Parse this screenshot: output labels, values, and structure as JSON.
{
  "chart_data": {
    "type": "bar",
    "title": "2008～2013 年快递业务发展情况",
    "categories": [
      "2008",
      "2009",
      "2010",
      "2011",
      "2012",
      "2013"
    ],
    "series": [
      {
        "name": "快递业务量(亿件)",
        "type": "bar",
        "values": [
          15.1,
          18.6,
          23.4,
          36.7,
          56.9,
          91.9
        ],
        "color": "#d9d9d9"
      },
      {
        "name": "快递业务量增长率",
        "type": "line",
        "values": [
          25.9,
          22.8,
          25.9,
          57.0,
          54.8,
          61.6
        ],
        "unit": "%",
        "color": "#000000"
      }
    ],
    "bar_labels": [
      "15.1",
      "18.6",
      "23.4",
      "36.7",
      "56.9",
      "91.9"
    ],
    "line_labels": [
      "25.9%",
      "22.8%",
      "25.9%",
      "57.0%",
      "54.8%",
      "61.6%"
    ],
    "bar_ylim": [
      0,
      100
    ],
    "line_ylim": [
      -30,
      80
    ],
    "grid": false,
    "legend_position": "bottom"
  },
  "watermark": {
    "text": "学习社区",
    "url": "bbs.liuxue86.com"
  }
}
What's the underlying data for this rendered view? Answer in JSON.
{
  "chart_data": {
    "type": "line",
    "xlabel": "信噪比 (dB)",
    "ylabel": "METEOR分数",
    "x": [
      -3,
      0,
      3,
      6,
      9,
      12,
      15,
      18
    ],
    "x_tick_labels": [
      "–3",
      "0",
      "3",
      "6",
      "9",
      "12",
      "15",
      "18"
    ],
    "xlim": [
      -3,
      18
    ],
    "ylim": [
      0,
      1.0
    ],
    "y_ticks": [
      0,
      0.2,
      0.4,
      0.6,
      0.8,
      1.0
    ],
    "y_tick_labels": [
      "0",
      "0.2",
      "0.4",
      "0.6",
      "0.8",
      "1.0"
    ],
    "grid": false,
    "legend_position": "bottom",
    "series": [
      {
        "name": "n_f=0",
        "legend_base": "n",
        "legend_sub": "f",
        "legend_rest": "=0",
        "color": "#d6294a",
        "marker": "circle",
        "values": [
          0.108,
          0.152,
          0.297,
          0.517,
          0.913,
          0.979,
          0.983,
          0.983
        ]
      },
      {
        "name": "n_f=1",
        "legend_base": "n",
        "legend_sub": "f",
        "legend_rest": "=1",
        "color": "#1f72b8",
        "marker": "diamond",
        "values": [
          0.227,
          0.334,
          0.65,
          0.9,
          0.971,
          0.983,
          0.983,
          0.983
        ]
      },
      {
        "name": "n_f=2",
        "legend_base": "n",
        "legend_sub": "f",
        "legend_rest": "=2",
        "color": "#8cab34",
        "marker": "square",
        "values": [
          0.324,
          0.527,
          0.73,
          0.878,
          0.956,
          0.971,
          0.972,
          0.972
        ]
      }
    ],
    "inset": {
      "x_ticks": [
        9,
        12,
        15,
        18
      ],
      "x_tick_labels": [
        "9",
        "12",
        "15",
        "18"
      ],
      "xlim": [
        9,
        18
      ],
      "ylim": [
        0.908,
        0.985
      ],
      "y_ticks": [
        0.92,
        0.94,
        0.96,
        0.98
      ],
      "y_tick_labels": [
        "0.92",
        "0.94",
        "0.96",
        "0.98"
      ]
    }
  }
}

-=-=-

● WRITTEN PROBLEM: Retype the material in full, character for character.

● THE SOLUTION:
Parse this screenshot: output labels, values, and structure as JSON.
{
  "chart_data": {
    "type": "bar",
    "title": "2008～2013 年快递业务发展情况",
    "categories": [
      "2008",
      "2009",
      "2010",
      "2011",
      "2012",
      "2013"
    ],
    "series": [
      {
        "name": "快递业务量(亿件)",
        "type": "bar",
        "values": [
          15.1,
          18.6,
          23.4,
          36.7,
          56.9,
          91.9
        ],
        "color": "#d9d9d9"
      },
      {
        "name": "快递业务量增长率",
        "type": "line",
        "values": [
          25.9,
          22.8,
          25.9,
          57.0,
          54.8,
          61.6
        ],
        "unit": "%",
        "color": "#000000"
      }
    ],
    "bar_labels": [
      "15.1",
      "18.6",
      "23.4",
      "36.7",
      "56.9",
      "91.9"
    ],
    "line_labels": [
      "25.9%",
      "22.8%",
      "25.9%",
      "57.0%",
      "54.8%",
      "61.6%"
    ],
    "bar_ylim": [
      0,
      100
    ],
    "line_ylim": [
      -30,
      80
    ],
    "grid": false,
    "legend_position": "bottom"
  },
  "watermark": {
    "text": "学习社区",
    "url": "bbs.liuxue86.com"
  }
}
What's the underlying data for this rendered view? Answer in JSON.
{
  "chart_data": {
    "type": "line",
    "xlabel": "信噪比 (dB)",
    "ylabel": "METEOR分数",
    "x": [
      -3,
      0,
      3,
      6,
      9,
      12,
      15,
      18
    ],
    "x_tick_labels": [
      "–3",
      "0",
      "3",
      "6",
      "9",
      "12",
      "15",
      "18"
    ],
    "xlim": [
      -3,
      18
    ],
    "ylim": [
      0,
      1.0
    ],
    "y_ticks": [
      0,
      0.2,
      0.4,
      0.6,
      0.8,
      1.0
    ],
    "y_tick_labels": [
      "0",
      "0.2",
      "0.4",
      "0.6",
      "0.8",
      "1.0"
    ],
    "grid": false,
    "legend_position": "bottom",
    "series": [
      {
        "name": "n_f=0",
        "legend_base": "n",
        "legend_sub": "f",
        "legend_rest": "=0",
        "color": "#d6294a",
        "marker": "circle",
        "values": [
          0.108,
          0.152,
          0.297,
          0.517,
          0.913,
          0.979,
          0.983,
          0.983
        ]
      },
      {
        "name": "n_f=1",
        "legend_base": "n",
        "legend_sub": "f",
        "legend_rest": "=1",
        "color": "#1f72b8",
        "marker": "diamond",
        "values": [
          0.227,
          0.334,
          0.65,
          0.9,
          0.971,
          0.983,
          0.983,
          0.983
        ]
      },
      {
        "name": "n_f=2",
        "legend_base": "n",
        "legend_sub": "f",
        "legend_rest": "=2",
        "color": "#8cab34",
        "marker": "square",
        "values": [
          0.324,
          0.527,
          0.73,
          0.878,
          0.956,
          0.971,
          0.972,
          0.972
        ]
      }
    ],
    "inset": {
      "x_ticks": [
        9,
        12,
        15,
        18
      ],
      "x_tick_labels": [
        "9",
        "12",
        "15",
        "18"
      ],
      "xlim": [
        9,
        18
      ],
      "ylim": [
        0.908,
        0.985
      ],
      "y_ticks": [
        0.92,
        0.94,
        0.96,
        0.98
      ],
      "y_tick_labels": [
        "0.92",
        "0.94",
        "0.96",
        "0.98"
      ]
    }
  }
}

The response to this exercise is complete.